- WORK TO DO
Filter the entries that follow, copying every line in which the word "unmerge" appears.

- DATA ROWS

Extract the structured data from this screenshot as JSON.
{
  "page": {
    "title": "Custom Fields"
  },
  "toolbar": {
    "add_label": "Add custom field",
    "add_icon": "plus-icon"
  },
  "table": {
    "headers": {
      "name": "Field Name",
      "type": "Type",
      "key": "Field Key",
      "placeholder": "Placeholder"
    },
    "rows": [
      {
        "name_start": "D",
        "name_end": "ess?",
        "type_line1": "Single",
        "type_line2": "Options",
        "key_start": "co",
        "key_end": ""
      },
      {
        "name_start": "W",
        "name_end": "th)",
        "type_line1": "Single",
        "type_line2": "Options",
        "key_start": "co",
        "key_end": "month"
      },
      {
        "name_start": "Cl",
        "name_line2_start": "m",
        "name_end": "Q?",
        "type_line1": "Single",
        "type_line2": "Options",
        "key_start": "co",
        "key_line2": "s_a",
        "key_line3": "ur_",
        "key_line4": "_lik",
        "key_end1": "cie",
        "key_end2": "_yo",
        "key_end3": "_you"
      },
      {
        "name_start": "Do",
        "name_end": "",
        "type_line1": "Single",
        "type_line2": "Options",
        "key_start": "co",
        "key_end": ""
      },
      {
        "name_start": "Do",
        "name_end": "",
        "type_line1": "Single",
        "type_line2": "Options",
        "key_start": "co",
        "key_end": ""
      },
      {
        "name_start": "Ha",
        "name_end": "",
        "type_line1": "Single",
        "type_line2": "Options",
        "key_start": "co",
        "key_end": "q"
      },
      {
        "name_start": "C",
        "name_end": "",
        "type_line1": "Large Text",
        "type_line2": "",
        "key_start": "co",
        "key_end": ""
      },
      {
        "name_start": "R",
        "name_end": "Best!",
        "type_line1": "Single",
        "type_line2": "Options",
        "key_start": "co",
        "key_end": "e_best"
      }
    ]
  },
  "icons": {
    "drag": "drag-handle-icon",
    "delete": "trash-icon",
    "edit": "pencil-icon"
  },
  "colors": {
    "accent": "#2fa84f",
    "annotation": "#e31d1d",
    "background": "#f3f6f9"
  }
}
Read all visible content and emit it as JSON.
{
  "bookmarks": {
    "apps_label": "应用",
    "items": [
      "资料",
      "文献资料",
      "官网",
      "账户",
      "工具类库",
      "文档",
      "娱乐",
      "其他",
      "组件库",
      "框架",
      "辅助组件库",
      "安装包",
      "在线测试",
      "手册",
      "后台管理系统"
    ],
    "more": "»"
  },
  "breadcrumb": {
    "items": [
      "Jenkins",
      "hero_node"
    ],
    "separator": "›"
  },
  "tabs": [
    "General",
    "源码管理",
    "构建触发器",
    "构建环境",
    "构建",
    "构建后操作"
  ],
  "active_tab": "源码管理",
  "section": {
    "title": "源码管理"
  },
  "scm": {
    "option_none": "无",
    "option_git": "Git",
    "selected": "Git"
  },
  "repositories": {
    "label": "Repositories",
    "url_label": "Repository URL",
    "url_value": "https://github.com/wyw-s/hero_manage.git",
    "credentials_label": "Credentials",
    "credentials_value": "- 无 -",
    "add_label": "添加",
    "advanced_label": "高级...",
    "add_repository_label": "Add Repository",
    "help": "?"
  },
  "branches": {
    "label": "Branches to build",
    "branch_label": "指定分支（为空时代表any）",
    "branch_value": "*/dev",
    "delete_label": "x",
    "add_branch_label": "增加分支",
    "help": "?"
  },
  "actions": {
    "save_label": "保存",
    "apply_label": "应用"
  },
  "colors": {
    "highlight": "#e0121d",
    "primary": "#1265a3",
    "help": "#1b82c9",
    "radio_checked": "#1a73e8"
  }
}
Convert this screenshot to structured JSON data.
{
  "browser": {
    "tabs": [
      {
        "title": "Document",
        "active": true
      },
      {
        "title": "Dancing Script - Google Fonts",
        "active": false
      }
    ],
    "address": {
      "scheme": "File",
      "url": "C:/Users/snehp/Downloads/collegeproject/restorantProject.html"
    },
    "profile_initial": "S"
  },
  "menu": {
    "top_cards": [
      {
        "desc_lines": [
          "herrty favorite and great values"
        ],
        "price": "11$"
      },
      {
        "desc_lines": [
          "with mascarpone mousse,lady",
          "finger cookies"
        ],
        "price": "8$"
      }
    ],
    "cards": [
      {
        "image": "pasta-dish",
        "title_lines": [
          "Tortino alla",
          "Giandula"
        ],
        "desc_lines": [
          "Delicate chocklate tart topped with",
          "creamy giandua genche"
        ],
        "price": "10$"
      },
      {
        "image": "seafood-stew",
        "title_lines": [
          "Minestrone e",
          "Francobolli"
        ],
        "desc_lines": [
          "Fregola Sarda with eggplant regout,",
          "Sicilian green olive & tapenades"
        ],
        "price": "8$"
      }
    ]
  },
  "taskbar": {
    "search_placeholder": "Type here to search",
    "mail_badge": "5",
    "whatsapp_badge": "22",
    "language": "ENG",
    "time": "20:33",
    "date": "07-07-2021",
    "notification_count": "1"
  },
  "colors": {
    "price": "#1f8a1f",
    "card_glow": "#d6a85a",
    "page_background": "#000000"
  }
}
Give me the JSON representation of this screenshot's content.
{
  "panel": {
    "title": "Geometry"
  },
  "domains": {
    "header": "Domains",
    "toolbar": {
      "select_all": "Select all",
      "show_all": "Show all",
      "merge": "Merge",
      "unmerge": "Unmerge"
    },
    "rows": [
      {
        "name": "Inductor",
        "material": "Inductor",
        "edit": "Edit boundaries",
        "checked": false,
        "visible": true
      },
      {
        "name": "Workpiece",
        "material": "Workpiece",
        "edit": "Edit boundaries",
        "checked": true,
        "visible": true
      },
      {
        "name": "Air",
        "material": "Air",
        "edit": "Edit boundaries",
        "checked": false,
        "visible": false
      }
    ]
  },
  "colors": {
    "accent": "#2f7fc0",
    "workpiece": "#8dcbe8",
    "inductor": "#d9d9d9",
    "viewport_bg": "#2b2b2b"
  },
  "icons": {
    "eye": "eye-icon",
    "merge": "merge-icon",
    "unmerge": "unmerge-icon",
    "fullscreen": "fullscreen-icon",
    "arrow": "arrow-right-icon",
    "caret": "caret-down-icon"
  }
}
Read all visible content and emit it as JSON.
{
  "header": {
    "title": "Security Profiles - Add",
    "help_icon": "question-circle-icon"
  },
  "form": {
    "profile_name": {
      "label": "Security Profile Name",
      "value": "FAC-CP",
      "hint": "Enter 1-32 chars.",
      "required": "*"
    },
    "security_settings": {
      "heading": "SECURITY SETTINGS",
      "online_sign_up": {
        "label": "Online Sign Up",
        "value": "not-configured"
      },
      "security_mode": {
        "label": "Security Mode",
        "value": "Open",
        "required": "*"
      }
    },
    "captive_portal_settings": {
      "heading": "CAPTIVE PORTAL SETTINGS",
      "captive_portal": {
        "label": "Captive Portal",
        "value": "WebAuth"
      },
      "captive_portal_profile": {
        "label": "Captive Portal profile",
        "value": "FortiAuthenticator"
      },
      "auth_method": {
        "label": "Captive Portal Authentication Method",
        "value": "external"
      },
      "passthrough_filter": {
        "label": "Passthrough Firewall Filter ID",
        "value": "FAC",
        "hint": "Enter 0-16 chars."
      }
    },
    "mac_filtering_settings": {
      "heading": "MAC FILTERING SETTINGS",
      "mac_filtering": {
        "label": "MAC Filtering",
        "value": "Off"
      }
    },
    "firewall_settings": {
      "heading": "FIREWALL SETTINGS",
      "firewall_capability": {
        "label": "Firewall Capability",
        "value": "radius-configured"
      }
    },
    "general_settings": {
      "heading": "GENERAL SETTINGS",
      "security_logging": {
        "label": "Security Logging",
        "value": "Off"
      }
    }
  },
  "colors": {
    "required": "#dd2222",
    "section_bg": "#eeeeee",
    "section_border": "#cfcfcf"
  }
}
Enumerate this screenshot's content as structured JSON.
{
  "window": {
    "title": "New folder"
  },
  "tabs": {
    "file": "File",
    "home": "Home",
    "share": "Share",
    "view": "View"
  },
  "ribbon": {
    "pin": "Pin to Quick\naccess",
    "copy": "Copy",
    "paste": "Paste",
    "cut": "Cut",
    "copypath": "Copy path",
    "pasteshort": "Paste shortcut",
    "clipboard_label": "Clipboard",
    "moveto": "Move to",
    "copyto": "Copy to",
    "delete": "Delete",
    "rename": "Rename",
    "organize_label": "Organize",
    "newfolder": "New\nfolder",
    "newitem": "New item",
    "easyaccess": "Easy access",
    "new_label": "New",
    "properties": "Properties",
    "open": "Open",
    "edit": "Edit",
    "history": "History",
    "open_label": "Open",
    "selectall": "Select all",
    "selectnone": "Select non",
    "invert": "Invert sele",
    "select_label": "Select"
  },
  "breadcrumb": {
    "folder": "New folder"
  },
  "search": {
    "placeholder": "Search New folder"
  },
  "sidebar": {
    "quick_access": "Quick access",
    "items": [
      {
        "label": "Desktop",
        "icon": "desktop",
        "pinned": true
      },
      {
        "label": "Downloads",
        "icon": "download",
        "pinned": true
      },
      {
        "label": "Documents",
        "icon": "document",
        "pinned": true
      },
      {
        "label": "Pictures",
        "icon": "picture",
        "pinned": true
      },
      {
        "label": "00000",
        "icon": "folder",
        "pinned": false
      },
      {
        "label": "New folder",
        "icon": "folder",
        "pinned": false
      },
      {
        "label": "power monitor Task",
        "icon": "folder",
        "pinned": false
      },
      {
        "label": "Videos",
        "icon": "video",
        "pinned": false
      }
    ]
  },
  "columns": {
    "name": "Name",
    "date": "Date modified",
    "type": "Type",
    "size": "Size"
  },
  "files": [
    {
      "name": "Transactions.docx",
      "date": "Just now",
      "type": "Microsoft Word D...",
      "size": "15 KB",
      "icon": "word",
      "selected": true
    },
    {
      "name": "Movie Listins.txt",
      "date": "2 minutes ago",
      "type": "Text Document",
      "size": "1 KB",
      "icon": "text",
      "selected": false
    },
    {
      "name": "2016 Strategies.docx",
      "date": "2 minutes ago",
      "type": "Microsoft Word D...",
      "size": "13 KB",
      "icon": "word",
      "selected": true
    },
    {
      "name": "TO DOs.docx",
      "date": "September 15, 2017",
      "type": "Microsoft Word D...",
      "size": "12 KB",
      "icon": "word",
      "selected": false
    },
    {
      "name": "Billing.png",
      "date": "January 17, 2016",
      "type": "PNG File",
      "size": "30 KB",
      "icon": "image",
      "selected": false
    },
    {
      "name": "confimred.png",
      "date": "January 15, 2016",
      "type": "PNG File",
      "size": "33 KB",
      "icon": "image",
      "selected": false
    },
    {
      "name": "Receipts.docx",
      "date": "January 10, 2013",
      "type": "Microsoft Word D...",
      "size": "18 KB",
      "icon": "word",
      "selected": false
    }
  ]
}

- TASK OUTPUT
      "unmerge": "Unmerge"
    "unmerge": "unmerge-icon",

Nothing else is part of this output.